*GIVEN INFORMATION:*
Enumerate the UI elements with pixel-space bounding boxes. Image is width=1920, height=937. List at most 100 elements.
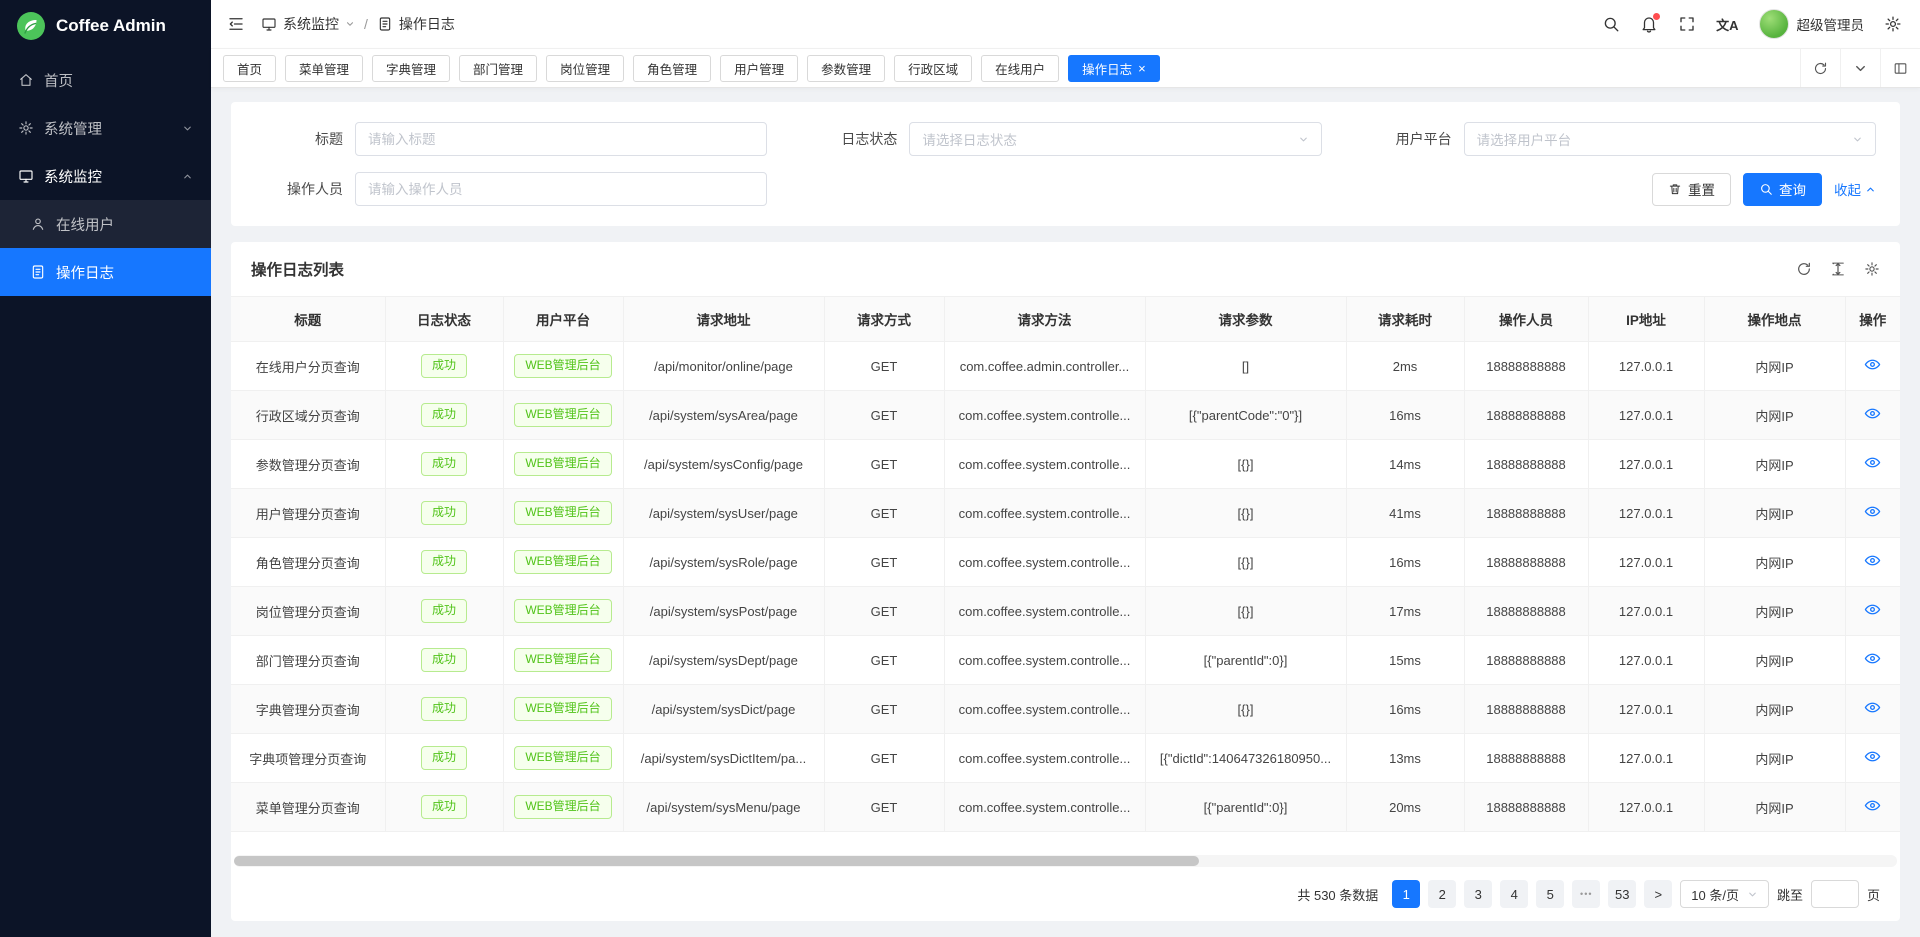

* * *

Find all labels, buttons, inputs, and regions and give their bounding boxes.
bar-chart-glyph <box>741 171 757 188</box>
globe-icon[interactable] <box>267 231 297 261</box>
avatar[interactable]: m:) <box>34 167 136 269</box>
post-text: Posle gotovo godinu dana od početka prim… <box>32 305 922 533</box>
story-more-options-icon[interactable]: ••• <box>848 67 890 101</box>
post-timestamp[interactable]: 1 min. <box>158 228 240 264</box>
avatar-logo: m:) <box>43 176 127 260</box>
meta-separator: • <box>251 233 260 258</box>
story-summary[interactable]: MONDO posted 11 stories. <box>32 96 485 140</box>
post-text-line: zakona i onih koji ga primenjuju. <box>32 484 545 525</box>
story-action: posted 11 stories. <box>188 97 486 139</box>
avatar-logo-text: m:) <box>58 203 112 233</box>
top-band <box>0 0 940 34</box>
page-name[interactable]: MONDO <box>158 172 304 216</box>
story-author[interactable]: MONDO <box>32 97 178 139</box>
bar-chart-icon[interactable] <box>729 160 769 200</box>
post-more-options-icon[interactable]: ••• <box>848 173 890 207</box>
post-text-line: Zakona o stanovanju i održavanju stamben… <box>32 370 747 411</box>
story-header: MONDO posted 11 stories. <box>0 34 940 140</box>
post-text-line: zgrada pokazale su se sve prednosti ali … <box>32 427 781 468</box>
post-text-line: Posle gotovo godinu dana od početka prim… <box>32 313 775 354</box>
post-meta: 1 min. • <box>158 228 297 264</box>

* * *

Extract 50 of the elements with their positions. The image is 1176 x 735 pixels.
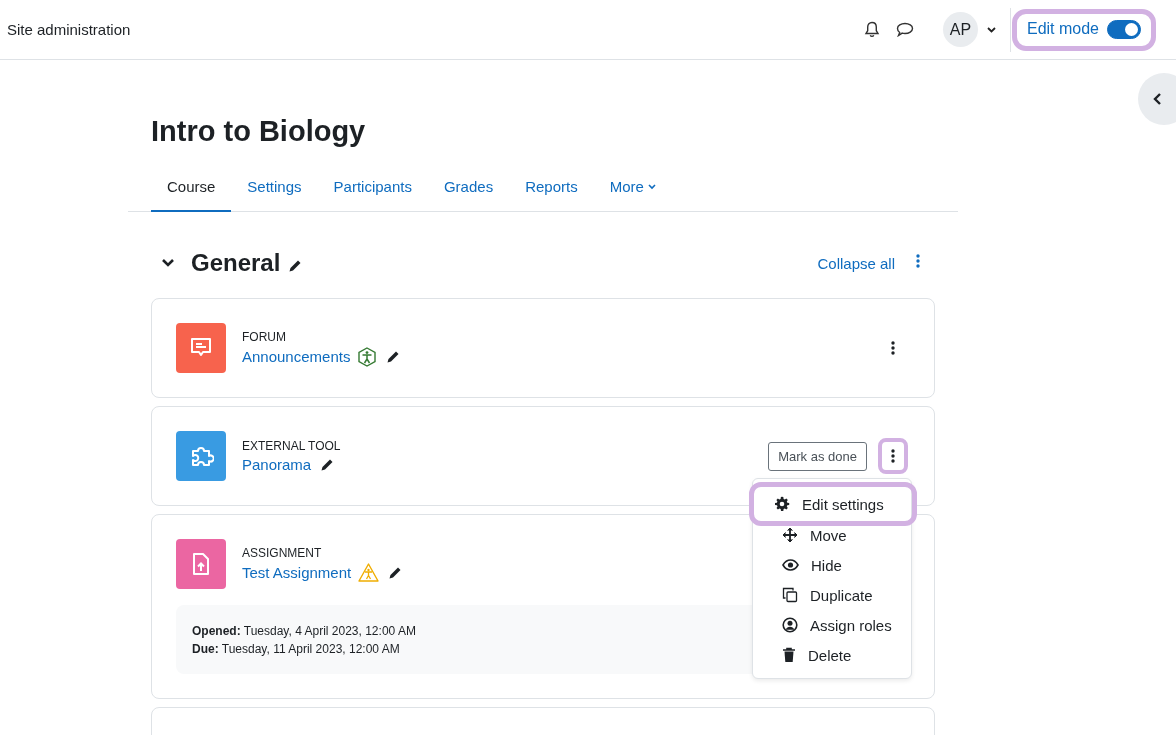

*WHAT TO WORK ON:*
Count the lines in the records above that contain the string "bounding" with matching case, and reply with the number only.

*RESPONSE TO THIS EXERCISE:*
2